(Figure data in JSON)
** START **

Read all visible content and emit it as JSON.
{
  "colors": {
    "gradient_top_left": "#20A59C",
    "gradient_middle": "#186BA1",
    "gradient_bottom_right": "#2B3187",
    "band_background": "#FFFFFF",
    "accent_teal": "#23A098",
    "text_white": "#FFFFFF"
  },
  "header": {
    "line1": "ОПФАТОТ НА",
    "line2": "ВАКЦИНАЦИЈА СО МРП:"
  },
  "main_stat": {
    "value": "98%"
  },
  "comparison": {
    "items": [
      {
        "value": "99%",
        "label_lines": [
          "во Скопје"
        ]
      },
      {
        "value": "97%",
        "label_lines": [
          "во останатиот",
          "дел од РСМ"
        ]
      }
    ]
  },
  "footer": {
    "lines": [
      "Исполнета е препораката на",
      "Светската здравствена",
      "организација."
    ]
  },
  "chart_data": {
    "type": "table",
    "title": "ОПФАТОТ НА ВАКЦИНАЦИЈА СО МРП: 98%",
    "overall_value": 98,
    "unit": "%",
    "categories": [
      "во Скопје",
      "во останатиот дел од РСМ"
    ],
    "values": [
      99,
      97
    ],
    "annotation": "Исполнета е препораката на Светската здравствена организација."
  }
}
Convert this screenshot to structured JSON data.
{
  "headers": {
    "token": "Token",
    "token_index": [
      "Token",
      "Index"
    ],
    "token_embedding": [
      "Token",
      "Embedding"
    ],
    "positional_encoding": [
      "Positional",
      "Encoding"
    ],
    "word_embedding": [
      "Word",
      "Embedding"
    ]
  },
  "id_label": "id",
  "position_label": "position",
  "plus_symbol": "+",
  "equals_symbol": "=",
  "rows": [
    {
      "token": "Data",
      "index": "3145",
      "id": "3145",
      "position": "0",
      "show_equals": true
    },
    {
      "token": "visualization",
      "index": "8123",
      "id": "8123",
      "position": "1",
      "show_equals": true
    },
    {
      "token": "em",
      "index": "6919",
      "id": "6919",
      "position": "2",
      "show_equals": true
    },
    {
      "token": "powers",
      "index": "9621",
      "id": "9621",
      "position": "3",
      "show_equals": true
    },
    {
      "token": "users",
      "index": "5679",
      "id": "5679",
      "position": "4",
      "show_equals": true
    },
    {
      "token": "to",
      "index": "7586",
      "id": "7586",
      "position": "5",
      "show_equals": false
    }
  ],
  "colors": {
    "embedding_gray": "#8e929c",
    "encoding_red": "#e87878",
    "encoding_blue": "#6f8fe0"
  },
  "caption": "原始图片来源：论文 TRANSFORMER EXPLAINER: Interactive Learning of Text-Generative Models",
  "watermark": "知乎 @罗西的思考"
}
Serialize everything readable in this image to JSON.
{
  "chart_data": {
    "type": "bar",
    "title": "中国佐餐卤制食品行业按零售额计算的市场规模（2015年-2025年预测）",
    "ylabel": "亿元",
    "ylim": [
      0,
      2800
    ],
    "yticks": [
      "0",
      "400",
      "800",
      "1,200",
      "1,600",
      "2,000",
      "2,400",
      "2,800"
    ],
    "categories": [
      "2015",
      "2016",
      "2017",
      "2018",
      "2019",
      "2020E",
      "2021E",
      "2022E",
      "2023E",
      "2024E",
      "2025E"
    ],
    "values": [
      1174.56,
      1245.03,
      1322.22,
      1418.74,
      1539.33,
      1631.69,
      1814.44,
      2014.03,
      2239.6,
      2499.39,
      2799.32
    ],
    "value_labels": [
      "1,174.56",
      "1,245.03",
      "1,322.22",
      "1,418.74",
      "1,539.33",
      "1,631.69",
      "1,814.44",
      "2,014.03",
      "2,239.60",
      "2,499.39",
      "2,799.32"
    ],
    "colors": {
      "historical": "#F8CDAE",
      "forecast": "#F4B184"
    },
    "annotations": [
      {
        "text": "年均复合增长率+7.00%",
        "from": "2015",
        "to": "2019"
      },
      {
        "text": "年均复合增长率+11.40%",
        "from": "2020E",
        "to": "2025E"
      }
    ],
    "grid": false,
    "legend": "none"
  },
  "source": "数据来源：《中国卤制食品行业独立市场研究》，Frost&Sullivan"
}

** END **

◆ Aim of the exercise ◆
Can you reproduce all the material exactly?

◆ Correct answer ◆
Read all visible content and emit it as JSON.
{
  "colors": {
    "gradient_top_left": "#20A59C",
    "gradient_middle": "#186BA1",
    "gradient_bottom_right": "#2B3187",
    "band_background": "#FFFFFF",
    "accent_teal": "#23A098",
    "text_white": "#FFFFFF"
  },
  "header": {
    "line1": "ОПФАТОТ НА",
    "line2": "ВАКЦИНАЦИЈА СО МРП:"
  },
  "main_stat": {
    "value": "98%"
  },
  "comparison": {
    "items": [
      {
        "value": "99%",
        "label_lines": [
          "во Скопје"
        ]
      },
      {
        "value": "97%",
        "label_lines": [
          "во останатиот",
          "дел од РСМ"
        ]
      }
    ]
  },
  "footer": {
    "lines": [
      "Исполнета е препораката на",
      "Светската здравствена",
      "организација."
    ]
  },
  "chart_data": {
    "type": "table",
    "title": "ОПФАТОТ НА ВАКЦИНАЦИЈА СО МРП: 98%",
    "overall_value": 98,
    "unit": "%",
    "categories": [
      "во Скопје",
      "во останатиот дел од РСМ"
    ],
    "values": [
      99,
      97
    ],
    "annotation": "Исполнета е препораката на Светската здравствена организација."
  }
}
Convert this screenshot to structured JSON data.
{
  "headers": {
    "token": "Token",
    "token_index": [
      "Token",
      "Index"
    ],
    "token_embedding": [
      "Token",
      "Embedding"
    ],
    "positional_encoding": [
      "Positional",
      "Encoding"
    ],
    "word_embedding": [
      "Word",
      "Embedding"
    ]
  },
  "id_label": "id",
  "position_label": "position",
  "plus_symbol": "+",
  "equals_symbol": "=",
  "rows": [
    {
      "token": "Data",
      "index": "3145",
      "id": "3145",
      "position": "0",
      "show_equals": true
    },
    {
      "token": "visualization",
      "index": "8123",
      "id": "8123",
      "position": "1",
      "show_equals": true
    },
    {
      "token": "em",
      "index": "6919",
      "id": "6919",
      "position": "2",
      "show_equals": true
    },
    {
      "token": "powers",
      "index": "9621",
      "id": "9621",
      "position": "3",
      "show_equals": true
    },
    {
      "token": "users",
      "index": "5679",
      "id": "5679",
      "position": "4",
      "show_equals": true
    },
    {
      "token": "to",
      "index": "7586",
      "id": "7586",
      "position": "5",
      "show_equals": false
    }
  ],
  "colors": {
    "embedding_gray": "#8e929c",
    "encoding_red": "#e87878",
    "encoding_blue": "#6f8fe0"
  },
  "caption": "原始图片来源：论文 TRANSFORMER EXPLAINER: Interactive Learning of Text-Generative Models",
  "watermark": "知乎 @罗西的思考"
}
Serialize everything readable in this image to JSON.
{
  "chart_data": {
    "type": "bar",
    "title": "中国佐餐卤制食品行业按零售额计算的市场规模（2015年-2025年预测）",
    "ylabel": "亿元",
    "ylim": [
      0,
      2800
    ],
    "yticks": [
      "0",
      "400",
      "800",
      "1,200",
      "1,600",
      "2,000",
      "2,400",
      "2,800"
    ],
    "categories": [
      "2015",
      "2016",
      "2017",
      "2018",
      "2019",
      "2020E",
      "2021E",
      "2022E",
      "2023E",
      "2024E",
      "2025E"
    ],
    "values": [
      1174.56,
      1245.03,
      1322.22,
      1418.74,
      1539.33,
      1631.69,
      1814.44,
      2014.03,
      2239.6,
      2499.39,
      2799.32
    ],
    "value_labels": [
      "1,174.56",
      "1,245.03",
      "1,322.22",
      "1,418.74",
      "1,539.33",
      "1,631.69",
      "1,814.44",
      "2,014.03",
      "2,239.60",
      "2,499.39",
      "2,799.32"
    ],
    "colors": {
      "historical": "#F8CDAE",
      "forecast": "#F4B184"
    },
    "annotations": [
      {
        "text": "年均复合增长率+7.00%",
        "from": "2015",
        "to": "2019"
      },
      {
        "text": "年均复合增长率+11.40%",
        "from": "2020E",
        "to": "2025E"
      }
    ],
    "grid": false,
    "legend": "none"
  },
  "source": "数据来源：《中国卤制食品行业独立市场研究》，Frost&Sullivan"
}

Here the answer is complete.